Structured figure records
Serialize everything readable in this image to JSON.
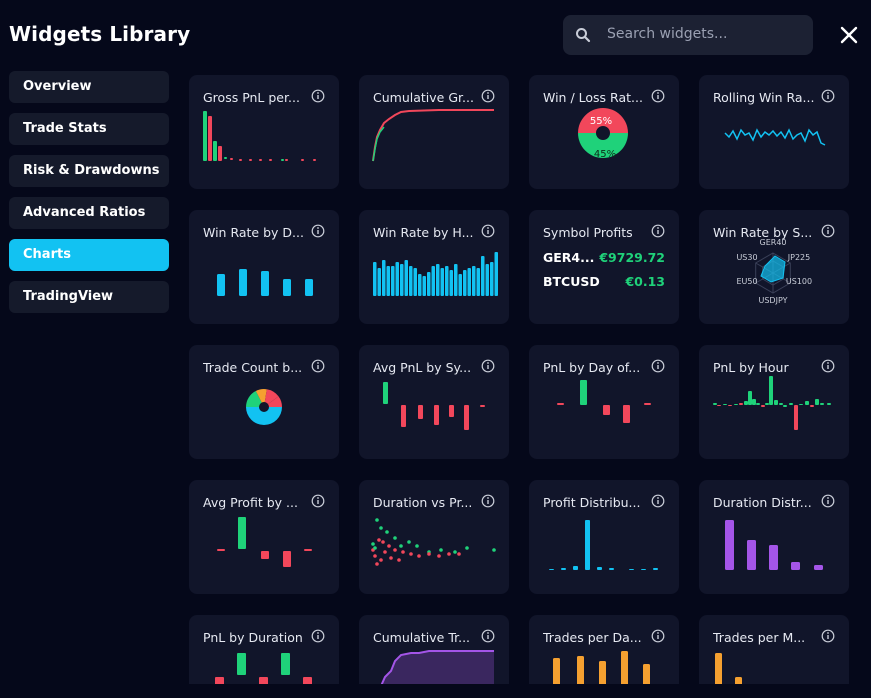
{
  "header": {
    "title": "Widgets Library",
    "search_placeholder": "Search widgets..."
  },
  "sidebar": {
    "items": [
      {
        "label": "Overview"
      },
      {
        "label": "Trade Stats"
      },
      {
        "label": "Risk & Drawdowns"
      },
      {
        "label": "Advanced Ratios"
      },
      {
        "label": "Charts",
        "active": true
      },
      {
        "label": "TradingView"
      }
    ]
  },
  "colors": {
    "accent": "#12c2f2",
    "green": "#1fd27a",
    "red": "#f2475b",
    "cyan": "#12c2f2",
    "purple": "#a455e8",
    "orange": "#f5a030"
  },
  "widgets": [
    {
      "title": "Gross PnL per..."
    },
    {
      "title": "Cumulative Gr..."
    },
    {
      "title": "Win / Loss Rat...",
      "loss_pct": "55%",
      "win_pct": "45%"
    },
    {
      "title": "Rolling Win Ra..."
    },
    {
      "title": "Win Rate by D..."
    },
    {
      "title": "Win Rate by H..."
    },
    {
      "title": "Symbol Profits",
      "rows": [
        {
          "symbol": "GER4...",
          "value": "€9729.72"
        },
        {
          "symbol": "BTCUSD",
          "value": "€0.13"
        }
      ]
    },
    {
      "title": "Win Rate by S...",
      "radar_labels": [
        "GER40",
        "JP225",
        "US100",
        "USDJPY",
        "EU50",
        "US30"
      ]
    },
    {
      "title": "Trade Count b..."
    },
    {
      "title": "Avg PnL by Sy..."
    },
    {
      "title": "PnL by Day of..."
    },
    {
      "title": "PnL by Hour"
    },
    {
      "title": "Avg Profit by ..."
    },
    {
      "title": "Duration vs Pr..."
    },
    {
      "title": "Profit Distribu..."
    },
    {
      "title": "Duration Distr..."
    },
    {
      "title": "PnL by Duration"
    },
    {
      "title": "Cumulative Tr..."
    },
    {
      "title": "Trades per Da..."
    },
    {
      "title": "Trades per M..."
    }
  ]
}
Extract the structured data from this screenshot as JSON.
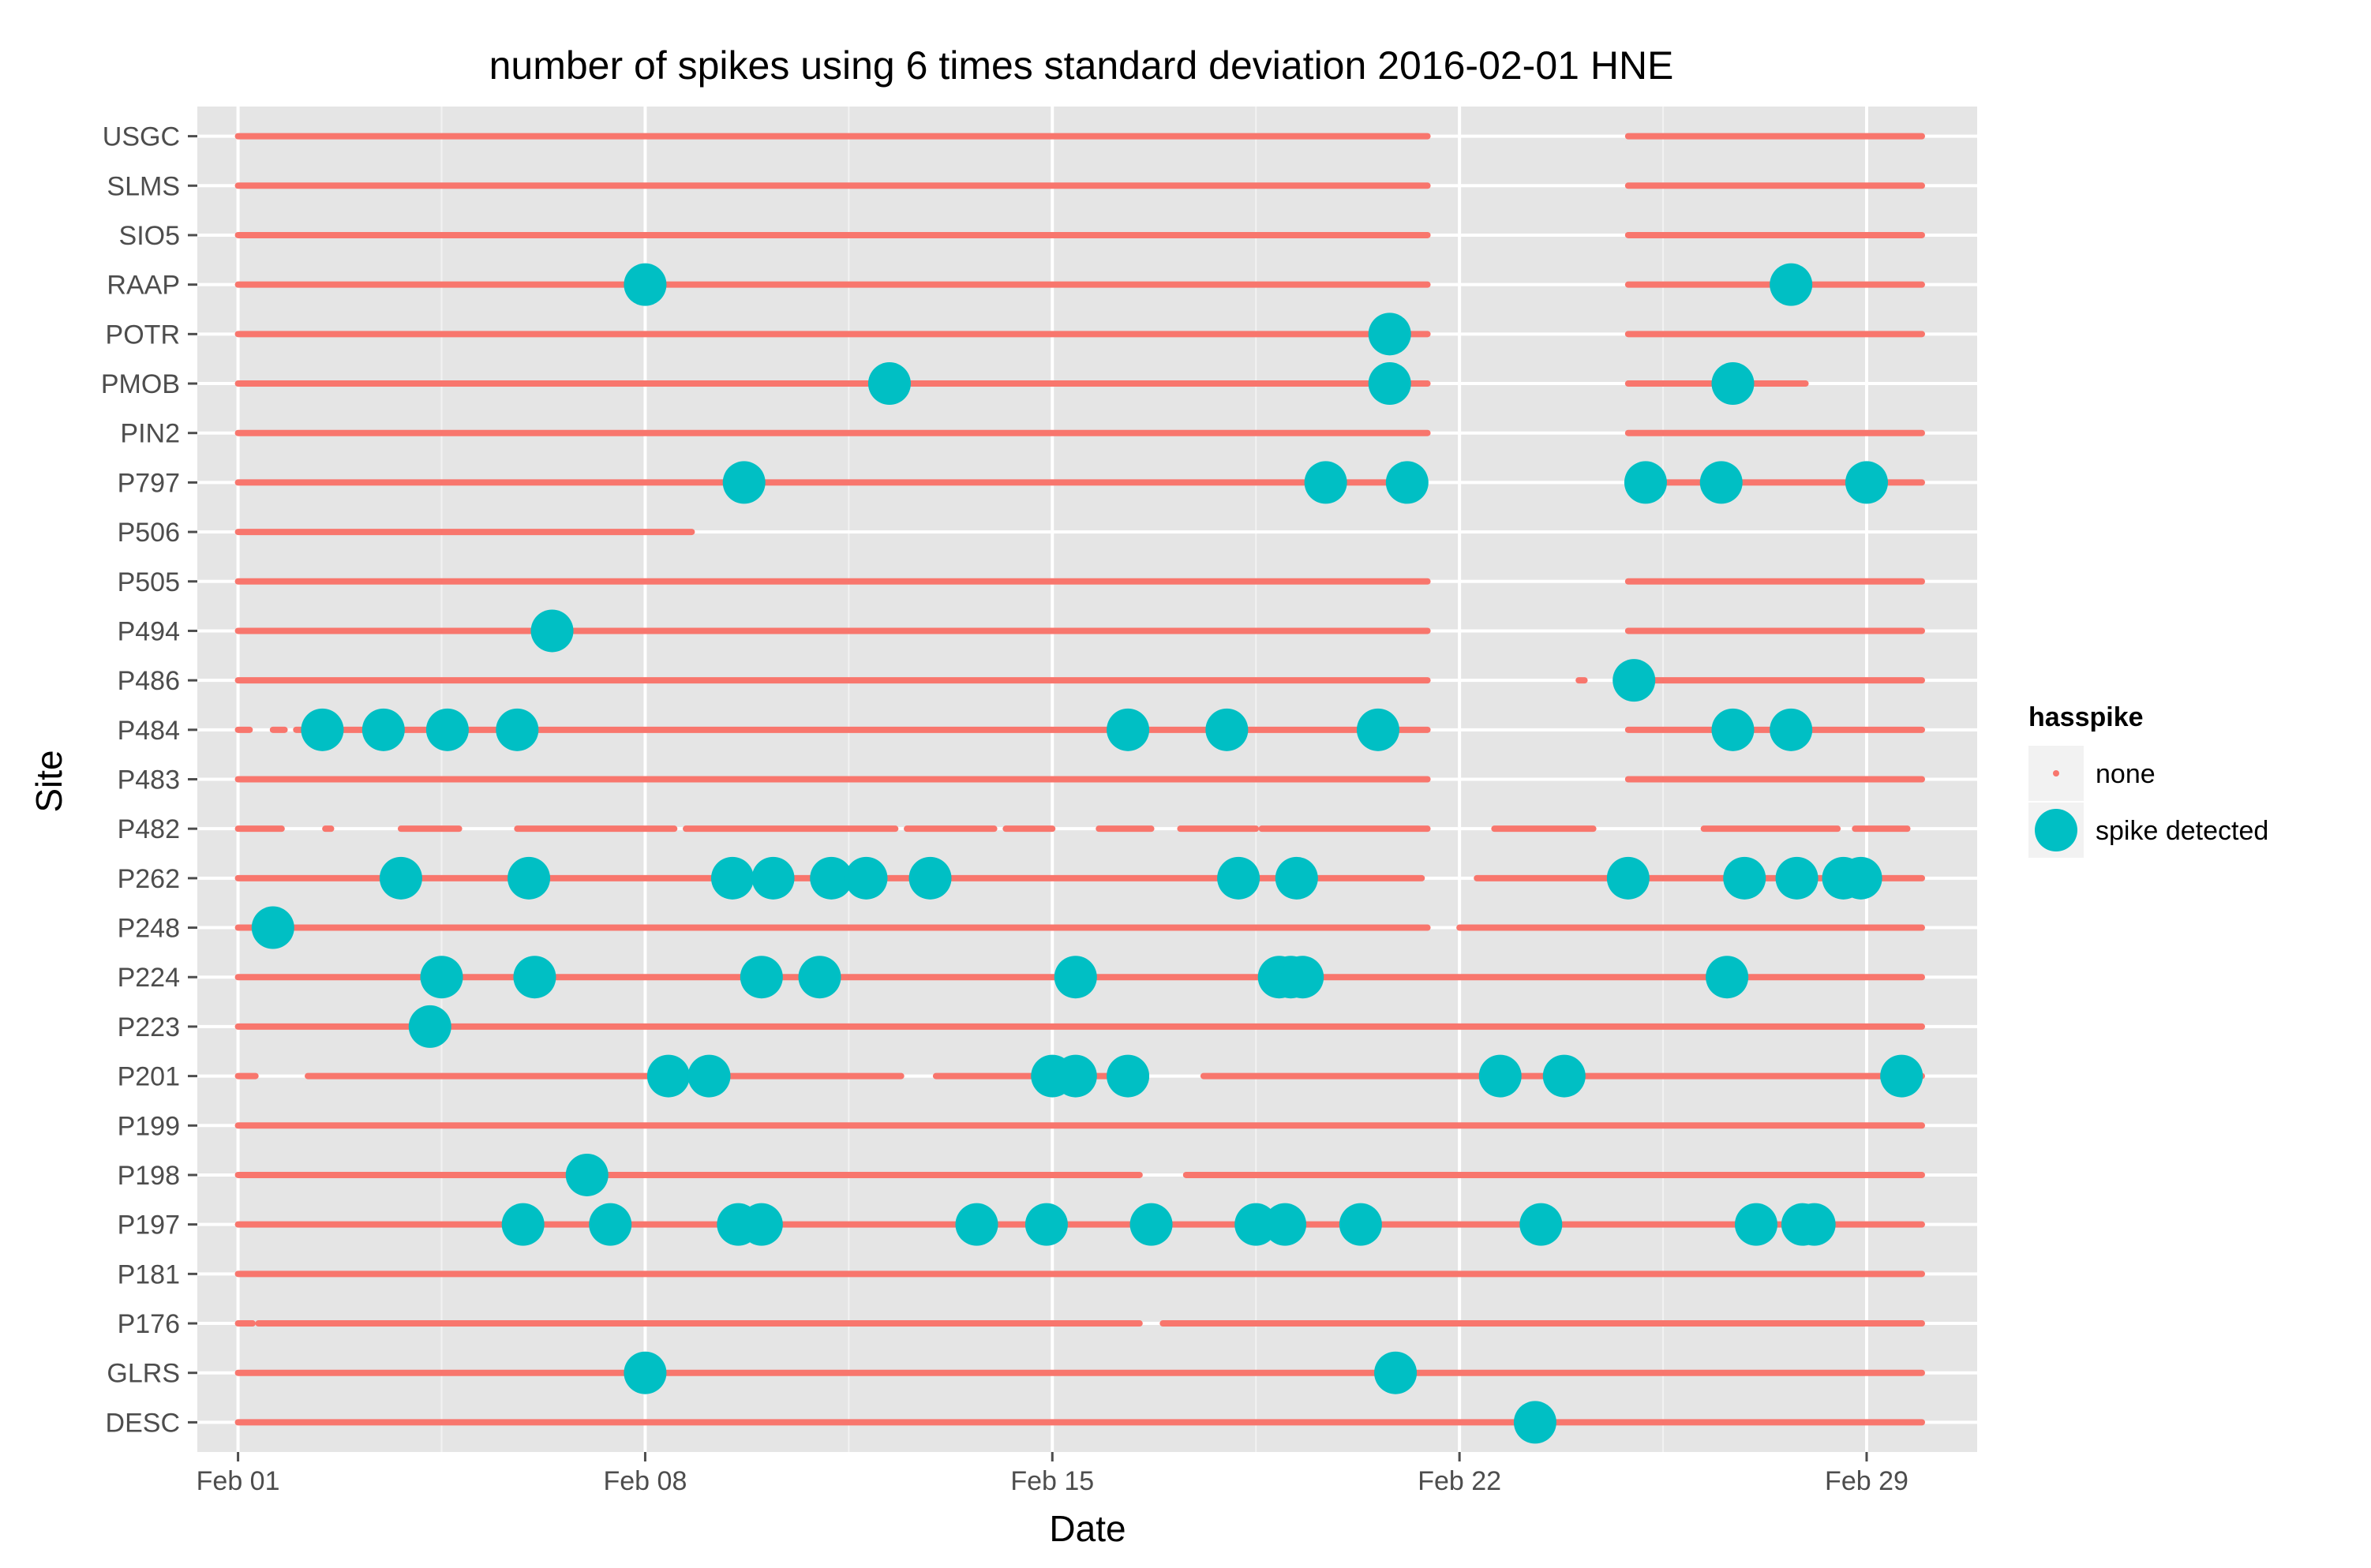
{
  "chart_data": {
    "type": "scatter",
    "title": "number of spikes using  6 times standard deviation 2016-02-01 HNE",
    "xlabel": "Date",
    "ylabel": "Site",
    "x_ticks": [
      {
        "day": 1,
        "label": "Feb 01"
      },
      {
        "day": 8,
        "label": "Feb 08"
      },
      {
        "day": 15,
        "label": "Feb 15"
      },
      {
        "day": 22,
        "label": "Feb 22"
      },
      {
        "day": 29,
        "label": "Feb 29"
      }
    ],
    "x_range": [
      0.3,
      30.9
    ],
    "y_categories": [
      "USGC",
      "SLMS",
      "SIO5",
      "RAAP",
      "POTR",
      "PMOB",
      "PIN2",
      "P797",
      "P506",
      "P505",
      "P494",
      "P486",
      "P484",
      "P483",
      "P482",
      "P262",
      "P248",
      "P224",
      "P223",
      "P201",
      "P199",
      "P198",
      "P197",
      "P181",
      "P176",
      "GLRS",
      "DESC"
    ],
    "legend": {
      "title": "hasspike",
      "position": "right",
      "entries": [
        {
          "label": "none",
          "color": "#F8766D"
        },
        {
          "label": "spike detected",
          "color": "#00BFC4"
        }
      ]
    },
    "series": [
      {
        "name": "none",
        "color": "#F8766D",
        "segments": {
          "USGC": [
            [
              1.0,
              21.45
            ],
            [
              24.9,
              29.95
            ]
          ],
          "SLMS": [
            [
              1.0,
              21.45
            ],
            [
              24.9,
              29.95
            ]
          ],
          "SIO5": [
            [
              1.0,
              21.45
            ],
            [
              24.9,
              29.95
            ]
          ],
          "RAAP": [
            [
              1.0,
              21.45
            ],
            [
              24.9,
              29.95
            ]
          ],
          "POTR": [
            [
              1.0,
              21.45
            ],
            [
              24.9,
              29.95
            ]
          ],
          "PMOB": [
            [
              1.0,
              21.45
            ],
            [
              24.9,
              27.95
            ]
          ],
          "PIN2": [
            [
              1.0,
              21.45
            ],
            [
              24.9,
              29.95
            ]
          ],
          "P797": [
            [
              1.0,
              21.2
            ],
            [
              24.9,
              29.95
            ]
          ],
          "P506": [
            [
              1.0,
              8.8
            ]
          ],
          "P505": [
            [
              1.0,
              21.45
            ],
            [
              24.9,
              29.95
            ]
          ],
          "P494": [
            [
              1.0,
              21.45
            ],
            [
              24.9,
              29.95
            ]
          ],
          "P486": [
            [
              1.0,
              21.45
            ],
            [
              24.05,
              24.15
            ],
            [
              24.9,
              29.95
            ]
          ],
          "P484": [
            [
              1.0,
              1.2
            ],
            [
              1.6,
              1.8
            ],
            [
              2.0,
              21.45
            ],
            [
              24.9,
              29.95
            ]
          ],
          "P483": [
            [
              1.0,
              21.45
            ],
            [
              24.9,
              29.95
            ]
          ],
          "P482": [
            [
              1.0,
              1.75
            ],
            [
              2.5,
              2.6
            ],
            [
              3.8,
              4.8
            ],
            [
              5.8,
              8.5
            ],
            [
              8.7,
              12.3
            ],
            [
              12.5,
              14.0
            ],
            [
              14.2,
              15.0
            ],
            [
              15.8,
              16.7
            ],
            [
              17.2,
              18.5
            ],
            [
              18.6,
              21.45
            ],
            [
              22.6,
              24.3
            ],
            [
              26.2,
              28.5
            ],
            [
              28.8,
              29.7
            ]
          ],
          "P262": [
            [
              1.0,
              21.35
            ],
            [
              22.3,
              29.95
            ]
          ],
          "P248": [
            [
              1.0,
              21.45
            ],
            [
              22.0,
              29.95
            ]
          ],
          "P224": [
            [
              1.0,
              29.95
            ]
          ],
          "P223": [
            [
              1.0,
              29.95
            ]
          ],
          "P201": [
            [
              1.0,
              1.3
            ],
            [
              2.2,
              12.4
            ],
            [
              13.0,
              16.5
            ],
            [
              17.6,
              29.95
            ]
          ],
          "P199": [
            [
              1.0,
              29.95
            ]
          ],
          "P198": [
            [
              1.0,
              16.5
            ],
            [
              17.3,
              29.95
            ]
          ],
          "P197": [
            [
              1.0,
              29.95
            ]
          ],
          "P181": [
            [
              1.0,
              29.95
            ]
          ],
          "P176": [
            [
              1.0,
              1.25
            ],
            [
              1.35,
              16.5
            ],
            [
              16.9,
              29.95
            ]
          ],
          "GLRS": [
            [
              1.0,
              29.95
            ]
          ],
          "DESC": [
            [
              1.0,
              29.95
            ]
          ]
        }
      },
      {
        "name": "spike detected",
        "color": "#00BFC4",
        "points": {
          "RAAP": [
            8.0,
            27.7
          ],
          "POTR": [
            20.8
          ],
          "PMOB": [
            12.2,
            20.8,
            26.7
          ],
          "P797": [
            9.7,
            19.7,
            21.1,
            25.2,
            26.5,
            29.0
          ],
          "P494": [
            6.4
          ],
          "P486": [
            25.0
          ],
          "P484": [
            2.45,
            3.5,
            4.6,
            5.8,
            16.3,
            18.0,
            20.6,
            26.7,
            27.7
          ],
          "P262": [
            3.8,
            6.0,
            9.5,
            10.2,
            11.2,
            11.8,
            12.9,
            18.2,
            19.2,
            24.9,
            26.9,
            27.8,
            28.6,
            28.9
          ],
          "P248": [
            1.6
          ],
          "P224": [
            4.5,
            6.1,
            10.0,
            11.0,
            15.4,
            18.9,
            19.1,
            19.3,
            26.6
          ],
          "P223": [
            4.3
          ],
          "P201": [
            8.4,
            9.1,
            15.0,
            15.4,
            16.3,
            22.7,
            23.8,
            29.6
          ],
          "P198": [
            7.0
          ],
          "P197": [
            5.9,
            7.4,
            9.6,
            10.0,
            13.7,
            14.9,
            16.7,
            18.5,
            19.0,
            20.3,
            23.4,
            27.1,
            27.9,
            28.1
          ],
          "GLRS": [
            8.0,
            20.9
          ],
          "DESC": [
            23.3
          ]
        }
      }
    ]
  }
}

* [Work to do]: Reproduce each line of the material containing the word "Trades".

* [In response]:
      "title": "Trades per Da..."
      "title": "Trades per M..."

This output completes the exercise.